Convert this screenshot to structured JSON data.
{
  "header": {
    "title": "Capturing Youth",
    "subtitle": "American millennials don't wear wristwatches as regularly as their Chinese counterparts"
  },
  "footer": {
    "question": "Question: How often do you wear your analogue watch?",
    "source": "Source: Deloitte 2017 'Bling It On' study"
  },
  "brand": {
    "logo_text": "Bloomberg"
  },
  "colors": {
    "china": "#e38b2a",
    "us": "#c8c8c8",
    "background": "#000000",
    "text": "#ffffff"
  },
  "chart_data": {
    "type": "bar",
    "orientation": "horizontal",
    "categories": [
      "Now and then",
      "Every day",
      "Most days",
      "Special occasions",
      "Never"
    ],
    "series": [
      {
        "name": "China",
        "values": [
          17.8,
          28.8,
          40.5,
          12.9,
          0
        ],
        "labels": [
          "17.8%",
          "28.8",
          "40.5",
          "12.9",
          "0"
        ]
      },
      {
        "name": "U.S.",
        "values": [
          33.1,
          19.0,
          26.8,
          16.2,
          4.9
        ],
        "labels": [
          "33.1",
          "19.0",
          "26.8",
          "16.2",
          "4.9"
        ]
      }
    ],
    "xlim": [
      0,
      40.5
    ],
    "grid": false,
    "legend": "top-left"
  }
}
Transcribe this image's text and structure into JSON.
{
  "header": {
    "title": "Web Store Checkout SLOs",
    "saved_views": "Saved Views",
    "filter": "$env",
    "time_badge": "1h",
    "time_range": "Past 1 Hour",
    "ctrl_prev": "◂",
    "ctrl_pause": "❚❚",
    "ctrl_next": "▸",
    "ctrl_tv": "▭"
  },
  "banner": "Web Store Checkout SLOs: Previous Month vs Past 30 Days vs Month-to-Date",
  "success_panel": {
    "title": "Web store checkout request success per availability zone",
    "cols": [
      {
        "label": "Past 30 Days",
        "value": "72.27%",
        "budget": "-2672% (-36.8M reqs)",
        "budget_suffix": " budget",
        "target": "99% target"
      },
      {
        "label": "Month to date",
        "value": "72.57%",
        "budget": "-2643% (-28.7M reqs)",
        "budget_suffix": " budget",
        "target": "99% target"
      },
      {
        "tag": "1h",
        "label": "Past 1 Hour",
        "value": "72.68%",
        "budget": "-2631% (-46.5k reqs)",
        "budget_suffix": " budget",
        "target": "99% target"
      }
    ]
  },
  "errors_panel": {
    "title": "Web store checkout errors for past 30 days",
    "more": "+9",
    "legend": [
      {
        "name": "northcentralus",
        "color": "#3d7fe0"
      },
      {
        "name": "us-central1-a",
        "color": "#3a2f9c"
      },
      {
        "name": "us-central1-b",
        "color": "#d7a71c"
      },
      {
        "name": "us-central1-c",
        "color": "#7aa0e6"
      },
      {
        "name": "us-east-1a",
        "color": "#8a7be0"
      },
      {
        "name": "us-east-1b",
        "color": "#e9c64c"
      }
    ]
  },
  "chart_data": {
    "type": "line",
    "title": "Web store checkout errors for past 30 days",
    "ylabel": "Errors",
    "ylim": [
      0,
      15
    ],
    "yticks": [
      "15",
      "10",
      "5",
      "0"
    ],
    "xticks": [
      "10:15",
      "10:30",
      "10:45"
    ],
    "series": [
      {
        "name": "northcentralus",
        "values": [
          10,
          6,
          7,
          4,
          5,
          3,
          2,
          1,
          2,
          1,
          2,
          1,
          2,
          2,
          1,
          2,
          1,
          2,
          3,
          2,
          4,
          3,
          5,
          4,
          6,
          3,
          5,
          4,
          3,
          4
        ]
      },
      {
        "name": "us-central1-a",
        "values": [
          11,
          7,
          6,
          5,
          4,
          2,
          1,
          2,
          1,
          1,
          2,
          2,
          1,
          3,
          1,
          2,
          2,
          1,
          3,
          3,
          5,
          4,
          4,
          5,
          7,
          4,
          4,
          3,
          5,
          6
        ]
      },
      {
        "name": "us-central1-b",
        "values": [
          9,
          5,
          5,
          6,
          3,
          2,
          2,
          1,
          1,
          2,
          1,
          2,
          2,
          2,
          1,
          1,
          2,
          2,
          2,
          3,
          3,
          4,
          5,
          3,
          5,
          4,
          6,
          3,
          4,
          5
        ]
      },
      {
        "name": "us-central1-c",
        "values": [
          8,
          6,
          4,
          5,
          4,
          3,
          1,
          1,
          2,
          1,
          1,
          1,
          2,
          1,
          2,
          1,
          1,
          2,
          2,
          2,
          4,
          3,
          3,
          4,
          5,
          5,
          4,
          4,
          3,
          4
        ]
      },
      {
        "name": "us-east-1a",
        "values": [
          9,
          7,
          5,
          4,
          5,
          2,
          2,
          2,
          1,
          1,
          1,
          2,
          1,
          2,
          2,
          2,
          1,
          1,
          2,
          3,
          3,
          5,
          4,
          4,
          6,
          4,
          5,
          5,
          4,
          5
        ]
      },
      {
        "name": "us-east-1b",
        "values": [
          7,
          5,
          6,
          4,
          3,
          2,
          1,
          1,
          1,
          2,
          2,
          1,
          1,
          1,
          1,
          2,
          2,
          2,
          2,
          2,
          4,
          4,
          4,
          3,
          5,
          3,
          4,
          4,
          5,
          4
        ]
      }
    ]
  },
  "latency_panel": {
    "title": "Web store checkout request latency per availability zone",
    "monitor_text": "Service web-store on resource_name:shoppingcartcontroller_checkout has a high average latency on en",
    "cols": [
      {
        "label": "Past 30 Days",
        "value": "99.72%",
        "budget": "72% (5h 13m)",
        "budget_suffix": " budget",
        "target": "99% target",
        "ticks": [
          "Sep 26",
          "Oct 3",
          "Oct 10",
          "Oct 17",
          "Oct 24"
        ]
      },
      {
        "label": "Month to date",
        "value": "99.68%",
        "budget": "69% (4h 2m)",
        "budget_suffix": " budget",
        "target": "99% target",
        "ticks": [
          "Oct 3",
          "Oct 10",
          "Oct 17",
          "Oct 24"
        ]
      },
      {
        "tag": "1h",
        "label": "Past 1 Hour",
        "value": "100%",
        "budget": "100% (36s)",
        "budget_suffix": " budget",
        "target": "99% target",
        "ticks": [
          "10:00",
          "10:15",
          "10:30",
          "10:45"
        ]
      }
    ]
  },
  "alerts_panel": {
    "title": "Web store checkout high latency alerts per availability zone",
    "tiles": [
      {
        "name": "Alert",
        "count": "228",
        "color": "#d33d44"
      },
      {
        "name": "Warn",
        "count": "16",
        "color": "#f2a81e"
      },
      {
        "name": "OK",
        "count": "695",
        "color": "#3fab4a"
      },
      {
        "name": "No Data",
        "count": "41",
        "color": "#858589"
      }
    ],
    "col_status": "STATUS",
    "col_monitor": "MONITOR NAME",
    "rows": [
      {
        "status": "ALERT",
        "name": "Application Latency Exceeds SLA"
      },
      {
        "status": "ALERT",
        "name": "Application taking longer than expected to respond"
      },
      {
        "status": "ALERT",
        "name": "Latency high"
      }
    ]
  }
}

━━━

§ THE EXERCISE
Output the listing above word for word.

§ SOLUTION FOR THIS PROBLEM
Convert this screenshot to structured JSON data.
{
  "header": {
    "title": "Capturing Youth",
    "subtitle": "American millennials don't wear wristwatches as regularly as their Chinese counterparts"
  },
  "footer": {
    "question": "Question: How often do you wear your analogue watch?",
    "source": "Source: Deloitte 2017 'Bling It On' study"
  },
  "brand": {
    "logo_text": "Bloomberg"
  },
  "colors": {
    "china": "#e38b2a",
    "us": "#c8c8c8",
    "background": "#000000",
    "text": "#ffffff"
  },
  "chart_data": {
    "type": "bar",
    "orientation": "horizontal",
    "categories": [
      "Now and then",
      "Every day",
      "Most days",
      "Special occasions",
      "Never"
    ],
    "series": [
      {
        "name": "China",
        "values": [
          17.8,
          28.8,
          40.5,
          12.9,
          0
        ],
        "labels": [
          "17.8%",
          "28.8",
          "40.5",
          "12.9",
          "0"
        ]
      },
      {
        "name": "U.S.",
        "values": [
          33.1,
          19.0,
          26.8,
          16.2,
          4.9
        ],
        "labels": [
          "33.1",
          "19.0",
          "26.8",
          "16.2",
          "4.9"
        ]
      }
    ],
    "xlim": [
      0,
      40.5
    ],
    "grid": false,
    "legend": "top-left"
  }
}
Transcribe this image's text and structure into JSON.
{
  "header": {
    "title": "Web Store Checkout SLOs",
    "saved_views": "Saved Views",
    "filter": "$env",
    "time_badge": "1h",
    "time_range": "Past 1 Hour",
    "ctrl_prev": "◂",
    "ctrl_pause": "❚❚",
    "ctrl_next": "▸",
    "ctrl_tv": "▭"
  },
  "banner": "Web Store Checkout SLOs: Previous Month vs Past 30 Days vs Month-to-Date",
  "success_panel": {
    "title": "Web store checkout request success per availability zone",
    "cols": [
      {
        "label": "Past 30 Days",
        "value": "72.27%",
        "budget": "-2672% (-36.8M reqs)",
        "budget_suffix": " budget",
        "target": "99% target"
      },
      {
        "label": "Month to date",
        "value": "72.57%",
        "budget": "-2643% (-28.7M reqs)",
        "budget_suffix": " budget",
        "target": "99% target"
      },
      {
        "tag": "1h",
        "label": "Past 1 Hour",
        "value": "72.68%",
        "budget": "-2631% (-46.5k reqs)",
        "budget_suffix": " budget",
        "target": "99% target"
      }
    ]
  },
  "errors_panel": {
    "title": "Web store checkout errors for past 30 days",
    "more": "+9",
    "legend": [
      {
        "name": "northcentralus",
        "color": "#3d7fe0"
      },
      {
        "name": "us-central1-a",
        "color": "#3a2f9c"
      },
      {
        "name": "us-central1-b",
        "color": "#d7a71c"
      },
      {
        "name": "us-central1-c",
        "color": "#7aa0e6"
      },
      {
        "name": "us-east-1a",
        "color": "#8a7be0"
      },
      {
        "name": "us-east-1b",
        "color": "#e9c64c"
      }
    ]
  },
  "chart_data": {
    "type": "line",
    "title": "Web store checkout errors for past 30 days",
    "ylabel": "Errors",
    "ylim": [
      0,
      15
    ],
    "yticks": [
      "15",
      "10",
      "5",
      "0"
    ],
    "xticks": [
      "10:15",
      "10:30",
      "10:45"
    ],
    "series": [
      {
        "name": "northcentralus",
        "values": [
          10,
          6,
          7,
          4,
          5,
          3,
          2,
          1,
          2,
          1,
          2,
          1,
          2,
          2,
          1,
          2,
          1,
          2,
          3,
          2,
          4,
          3,
          5,
          4,
          6,
          3,
          5,
          4,
          3,
          4
        ]
      },
      {
        "name": "us-central1-a",
        "values": [
          11,
          7,
          6,
          5,
          4,
          2,
          1,
          2,
          1,
          1,
          2,
          2,
          1,
          3,
          1,
          2,
          2,
          1,
          3,
          3,
          5,
          4,
          4,
          5,
          7,
          4,
          4,
          3,
          5,
          6
        ]
      },
      {
        "name": "us-central1-b",
        "values": [
          9,
          5,
          5,
          6,
          3,
          2,
          2,
          1,
          1,
          2,
          1,
          2,
          2,
          2,
          1,
          1,
          2,
          2,
          2,
          3,
          3,
          4,
          5,
          3,
          5,
          4,
          6,
          3,
          4,
          5
        ]
      },
      {
        "name": "us-central1-c",
        "values": [
          8,
          6,
          4,
          5,
          4,
          3,
          1,
          1,
          2,
          1,
          1,
          1,
          2,
          1,
          2,
          1,
          1,
          2,
          2,
          2,
          4,
          3,
          3,
          4,
          5,
          5,
          4,
          4,
          3,
          4
        ]
      },
      {
        "name": "us-east-1a",
        "values": [
          9,
          7,
          5,
          4,
          5,
          2,
          2,
          2,
          1,
          1,
          1,
          2,
          1,
          2,
          2,
          2,
          1,
          1,
          2,
          3,
          3,
          5,
          4,
          4,
          6,
          4,
          5,
          5,
          4,
          5
        ]
      },
      {
        "name": "us-east-1b",
        "values": [
          7,
          5,
          6,
          4,
          3,
          2,
          1,
          1,
          1,
          2,
          2,
          1,
          1,
          1,
          1,
          2,
          2,
          2,
          2,
          2,
          4,
          4,
          4,
          3,
          5,
          3,
          4,
          4,
          5,
          4
        ]
      }
    ]
  },
  "latency_panel": {
    "title": "Web store checkout request latency per availability zone",
    "monitor_text": "Service web-store on resource_name:shoppingcartcontroller_checkout has a high average latency on en",
    "cols": [
      {
        "label": "Past 30 Days",
        "value": "99.72%",
        "budget": "72% (5h 13m)",
        "budget_suffix": " budget",
        "target": "99% target",
        "ticks": [
          "Sep 26",
          "Oct 3",
          "Oct 10",
          "Oct 17",
          "Oct 24"
        ]
      },
      {
        "label": "Month to date",
        "value": "99.68%",
        "budget": "69% (4h 2m)",
        "budget_suffix": " budget",
        "target": "99% target",
        "ticks": [
          "Oct 3",
          "Oct 10",
          "Oct 17",
          "Oct 24"
        ]
      },
      {
        "tag": "1h",
        "label": "Past 1 Hour",
        "value": "100%",
        "budget": "100% (36s)",
        "budget_suffix": " budget",
        "target": "99% target",
        "ticks": [
          "10:00",
          "10:15",
          "10:30",
          "10:45"
        ]
      }
    ]
  },
  "alerts_panel": {
    "title": "Web store checkout high latency alerts per availability zone",
    "tiles": [
      {
        "name": "Alert",
        "count": "228",
        "color": "#d33d44"
      },
      {
        "name": "Warn",
        "count": "16",
        "color": "#f2a81e"
      },
      {
        "name": "OK",
        "count": "695",
        "color": "#3fab4a"
      },
      {
        "name": "No Data",
        "count": "41",
        "color": "#858589"
      }
    ],
    "col_status": "STATUS",
    "col_monitor": "MONITOR NAME",
    "rows": [
      {
        "status": "ALERT",
        "name": "Application Latency Exceeds SLA"
      },
      {
        "status": "ALERT",
        "name": "Application taking longer than expected to respond"
      },
      {
        "status": "ALERT",
        "name": "Latency high"
      }
    ]
  }
}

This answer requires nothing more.